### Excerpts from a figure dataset
— BEGIN —

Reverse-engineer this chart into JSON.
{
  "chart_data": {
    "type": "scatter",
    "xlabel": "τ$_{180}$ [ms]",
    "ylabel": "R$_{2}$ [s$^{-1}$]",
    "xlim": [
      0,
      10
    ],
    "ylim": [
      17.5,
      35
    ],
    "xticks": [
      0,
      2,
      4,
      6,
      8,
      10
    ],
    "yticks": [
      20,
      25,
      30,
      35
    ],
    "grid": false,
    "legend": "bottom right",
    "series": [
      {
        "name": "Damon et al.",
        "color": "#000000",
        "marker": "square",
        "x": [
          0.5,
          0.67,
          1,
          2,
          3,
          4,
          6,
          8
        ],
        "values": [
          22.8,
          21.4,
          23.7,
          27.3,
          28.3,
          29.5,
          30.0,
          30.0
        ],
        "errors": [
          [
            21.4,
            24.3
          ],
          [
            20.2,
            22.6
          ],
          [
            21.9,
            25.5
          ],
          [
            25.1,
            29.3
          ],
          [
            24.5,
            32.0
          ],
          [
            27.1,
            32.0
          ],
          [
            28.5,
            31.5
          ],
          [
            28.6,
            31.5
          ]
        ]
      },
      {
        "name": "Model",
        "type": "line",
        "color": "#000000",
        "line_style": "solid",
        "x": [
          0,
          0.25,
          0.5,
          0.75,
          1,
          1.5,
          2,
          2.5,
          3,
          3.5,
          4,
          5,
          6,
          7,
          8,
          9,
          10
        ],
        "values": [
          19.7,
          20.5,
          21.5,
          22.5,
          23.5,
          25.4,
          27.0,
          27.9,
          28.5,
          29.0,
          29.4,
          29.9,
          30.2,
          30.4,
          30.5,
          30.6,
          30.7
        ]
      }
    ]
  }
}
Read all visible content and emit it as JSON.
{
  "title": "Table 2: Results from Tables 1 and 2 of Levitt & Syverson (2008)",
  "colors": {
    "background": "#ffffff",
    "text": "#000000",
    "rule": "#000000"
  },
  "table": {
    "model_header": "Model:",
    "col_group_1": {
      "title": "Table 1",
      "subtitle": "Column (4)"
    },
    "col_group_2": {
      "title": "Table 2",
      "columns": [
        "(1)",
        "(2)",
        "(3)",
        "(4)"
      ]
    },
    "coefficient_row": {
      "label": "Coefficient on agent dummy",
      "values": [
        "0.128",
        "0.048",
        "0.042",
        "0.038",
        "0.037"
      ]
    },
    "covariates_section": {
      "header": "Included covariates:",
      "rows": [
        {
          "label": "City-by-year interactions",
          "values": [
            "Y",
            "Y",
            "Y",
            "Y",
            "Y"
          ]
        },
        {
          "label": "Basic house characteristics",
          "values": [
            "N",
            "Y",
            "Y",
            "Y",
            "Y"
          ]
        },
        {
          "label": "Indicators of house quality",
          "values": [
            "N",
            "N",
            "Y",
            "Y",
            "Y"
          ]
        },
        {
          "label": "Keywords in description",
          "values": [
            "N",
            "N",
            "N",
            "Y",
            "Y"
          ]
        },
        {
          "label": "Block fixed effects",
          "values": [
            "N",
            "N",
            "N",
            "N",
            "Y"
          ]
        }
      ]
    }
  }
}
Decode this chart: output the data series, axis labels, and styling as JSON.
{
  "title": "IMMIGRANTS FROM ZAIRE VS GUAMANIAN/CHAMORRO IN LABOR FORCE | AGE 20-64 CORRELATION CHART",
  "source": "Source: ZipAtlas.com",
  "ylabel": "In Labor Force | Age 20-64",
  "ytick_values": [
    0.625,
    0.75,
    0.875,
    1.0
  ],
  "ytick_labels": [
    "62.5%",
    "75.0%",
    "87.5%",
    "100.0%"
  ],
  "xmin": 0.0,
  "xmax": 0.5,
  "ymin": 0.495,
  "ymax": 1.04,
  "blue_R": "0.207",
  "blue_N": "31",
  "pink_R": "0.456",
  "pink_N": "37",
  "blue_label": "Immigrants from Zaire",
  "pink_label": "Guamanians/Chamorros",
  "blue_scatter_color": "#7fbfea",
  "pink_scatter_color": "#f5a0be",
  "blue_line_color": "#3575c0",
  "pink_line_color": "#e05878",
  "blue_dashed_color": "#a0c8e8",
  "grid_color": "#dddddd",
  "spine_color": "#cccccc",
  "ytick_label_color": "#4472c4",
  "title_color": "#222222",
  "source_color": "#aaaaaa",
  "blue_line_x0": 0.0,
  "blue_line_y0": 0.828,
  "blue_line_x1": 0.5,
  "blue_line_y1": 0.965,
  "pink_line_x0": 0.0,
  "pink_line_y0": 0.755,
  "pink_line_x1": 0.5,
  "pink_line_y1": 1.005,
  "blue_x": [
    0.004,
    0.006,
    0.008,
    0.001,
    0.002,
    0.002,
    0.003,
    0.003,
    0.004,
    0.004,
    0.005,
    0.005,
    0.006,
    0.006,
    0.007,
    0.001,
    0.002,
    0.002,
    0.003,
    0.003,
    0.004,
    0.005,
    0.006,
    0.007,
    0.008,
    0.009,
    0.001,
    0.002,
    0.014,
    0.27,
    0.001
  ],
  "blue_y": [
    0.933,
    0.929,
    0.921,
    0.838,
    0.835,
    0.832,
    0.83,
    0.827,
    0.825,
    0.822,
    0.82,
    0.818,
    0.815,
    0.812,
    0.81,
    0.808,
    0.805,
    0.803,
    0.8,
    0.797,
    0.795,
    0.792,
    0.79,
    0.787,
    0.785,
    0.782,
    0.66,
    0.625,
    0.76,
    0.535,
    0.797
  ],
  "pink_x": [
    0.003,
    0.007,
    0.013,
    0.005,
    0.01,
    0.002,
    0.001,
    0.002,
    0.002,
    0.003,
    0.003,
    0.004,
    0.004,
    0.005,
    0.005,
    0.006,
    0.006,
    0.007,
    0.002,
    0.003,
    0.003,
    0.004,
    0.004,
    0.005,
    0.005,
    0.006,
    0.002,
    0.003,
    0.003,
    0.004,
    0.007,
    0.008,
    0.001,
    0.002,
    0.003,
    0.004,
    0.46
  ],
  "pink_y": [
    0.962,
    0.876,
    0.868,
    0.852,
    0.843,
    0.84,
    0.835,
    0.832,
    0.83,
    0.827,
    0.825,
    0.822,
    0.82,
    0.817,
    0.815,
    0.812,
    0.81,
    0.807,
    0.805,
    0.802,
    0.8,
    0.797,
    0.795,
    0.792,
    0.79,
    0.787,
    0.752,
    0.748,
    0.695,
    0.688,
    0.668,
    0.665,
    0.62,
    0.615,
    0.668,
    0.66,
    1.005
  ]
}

— END —

### WHAT YOU NEED TO DO
Recopy the whole listing exactly.

### WRITTEN ANSWER
Reverse-engineer this chart into JSON.
{
  "chart_data": {
    "type": "scatter",
    "xlabel": "τ$_{180}$ [ms]",
    "ylabel": "R$_{2}$ [s$^{-1}$]",
    "xlim": [
      0,
      10
    ],
    "ylim": [
      17.5,
      35
    ],
    "xticks": [
      0,
      2,
      4,
      6,
      8,
      10
    ],
    "yticks": [
      20,
      25,
      30,
      35
    ],
    "grid": false,
    "legend": "bottom right",
    "series": [
      {
        "name": "Damon et al.",
        "color": "#000000",
        "marker": "square",
        "x": [
          0.5,
          0.67,
          1,
          2,
          3,
          4,
          6,
          8
        ],
        "values": [
          22.8,
          21.4,
          23.7,
          27.3,
          28.3,
          29.5,
          30.0,
          30.0
        ],
        "errors": [
          [
            21.4,
            24.3
          ],
          [
            20.2,
            22.6
          ],
          [
            21.9,
            25.5
          ],
          [
            25.1,
            29.3
          ],
          [
            24.5,
            32.0
          ],
          [
            27.1,
            32.0
          ],
          [
            28.5,
            31.5
          ],
          [
            28.6,
            31.5
          ]
        ]
      },
      {
        "name": "Model",
        "type": "line",
        "color": "#000000",
        "line_style": "solid",
        "x": [
          0,
          0.25,
          0.5,
          0.75,
          1,
          1.5,
          2,
          2.5,
          3,
          3.5,
          4,
          5,
          6,
          7,
          8,
          9,
          10
        ],
        "values": [
          19.7,
          20.5,
          21.5,
          22.5,
          23.5,
          25.4,
          27.0,
          27.9,
          28.5,
          29.0,
          29.4,
          29.9,
          30.2,
          30.4,
          30.5,
          30.6,
          30.7
        ]
      }
    ]
  }
}
Read all visible content and emit it as JSON.
{
  "title": "Table 2: Results from Tables 1 and 2 of Levitt & Syverson (2008)",
  "colors": {
    "background": "#ffffff",
    "text": "#000000",
    "rule": "#000000"
  },
  "table": {
    "model_header": "Model:",
    "col_group_1": {
      "title": "Table 1",
      "subtitle": "Column (4)"
    },
    "col_group_2": {
      "title": "Table 2",
      "columns": [
        "(1)",
        "(2)",
        "(3)",
        "(4)"
      ]
    },
    "coefficient_row": {
      "label": "Coefficient on agent dummy",
      "values": [
        "0.128",
        "0.048",
        "0.042",
        "0.038",
        "0.037"
      ]
    },
    "covariates_section": {
      "header": "Included covariates:",
      "rows": [
        {
          "label": "City-by-year interactions",
          "values": [
            "Y",
            "Y",
            "Y",
            "Y",
            "Y"
          ]
        },
        {
          "label": "Basic house characteristics",
          "values": [
            "N",
            "Y",
            "Y",
            "Y",
            "Y"
          ]
        },
        {
          "label": "Indicators of house quality",
          "values": [
            "N",
            "N",
            "Y",
            "Y",
            "Y"
          ]
        },
        {
          "label": "Keywords in description",
          "values": [
            "N",
            "N",
            "N",
            "Y",
            "Y"
          ]
        },
        {
          "label": "Block fixed effects",
          "values": [
            "N",
            "N",
            "N",
            "N",
            "Y"
          ]
        }
      ]
    }
  }
}
Decode this chart: output the data series, axis labels, and styling as JSON.
{
  "title": "IMMIGRANTS FROM ZAIRE VS GUAMANIAN/CHAMORRO IN LABOR FORCE | AGE 20-64 CORRELATION CHART",
  "source": "Source: ZipAtlas.com",
  "ylabel": "In Labor Force | Age 20-64",
  "ytick_values": [
    0.625,
    0.75,
    0.875,
    1.0
  ],
  "ytick_labels": [
    "62.5%",
    "75.0%",
    "87.5%",
    "100.0%"
  ],
  "xmin": 0.0,
  "xmax": 0.5,
  "ymin": 0.495,
  "ymax": 1.04,
  "blue_R": "0.207",
  "blue_N": "31",
  "pink_R": "0.456",
  "pink_N": "37",
  "blue_label": "Immigrants from Zaire",
  "pink_label": "Guamanians/Chamorros",
  "blue_scatter_color": "#7fbfea",
  "pink_scatter_color": "#f5a0be",
  "blue_line_color": "#3575c0",
  "pink_line_color": "#e05878",
  "blue_dashed_color": "#a0c8e8",
  "grid_color": "#dddddd",
  "spine_color": "#cccccc",
  "ytick_label_color": "#4472c4",
  "title_color": "#222222",
  "source_color": "#aaaaaa",
  "blue_line_x0": 0.0,
  "blue_line_y0": 0.828,
  "blue_line_x1": 0.5,
  "blue_line_y1": 0.965,
  "pink_line_x0": 0.0,
  "pink_line_y0": 0.755,
  "pink_line_x1": 0.5,
  "pink_line_y1": 1.005,
  "blue_x": [
    0.004,
    0.006,
    0.008,
    0.001,
    0.002,
    0.002,
    0.003,
    0.003,
    0.004,
    0.004,
    0.005,
    0.005,
    0.006,
    0.006,
    0.007,
    0.001,
    0.002,
    0.002,
    0.003,
    0.003,
    0.004,
    0.005,
    0.006,
    0.007,
    0.008,
    0.009,
    0.001,
    0.002,
    0.014,
    0.27,
    0.001
  ],
  "blue_y": [
    0.933,
    0.929,
    0.921,
    0.838,
    0.835,
    0.832,
    0.83,
    0.827,
    0.825,
    0.822,
    0.82,
    0.818,
    0.815,
    0.812,
    0.81,
    0.808,
    0.805,
    0.803,
    0.8,
    0.797,
    0.795,
    0.792,
    0.79,
    0.787,
    0.785,
    0.782,
    0.66,
    0.625,
    0.76,
    0.535,
    0.797
  ],
  "pink_x": [
    0.003,
    0.007,
    0.013,
    0.005,
    0.01,
    0.002,
    0.001,
    0.002,
    0.002,
    0.003,
    0.003,
    0.004,
    0.004,
    0.005,
    0.005,
    0.006,
    0.006,
    0.007,
    0.002,
    0.003,
    0.003,
    0.004,
    0.004,
    0.005,
    0.005,
    0.006,
    0.002,
    0.003,
    0.003,
    0.004,
    0.007,
    0.008,
    0.001,
    0.002,
    0.003,
    0.004,
    0.46
  ],
  "pink_y": [
    0.962,
    0.876,
    0.868,
    0.852,
    0.843,
    0.84,
    0.835,
    0.832,
    0.83,
    0.827,
    0.825,
    0.822,
    0.82,
    0.817,
    0.815,
    0.812,
    0.81,
    0.807,
    0.805,
    0.802,
    0.8,
    0.797,
    0.795,
    0.792,
    0.79,
    0.787,
    0.752,
    0.748,
    0.695,
    0.688,
    0.668,
    0.665,
    0.62,
    0.615,
    0.668,
    0.66,
    1.005
  ]
}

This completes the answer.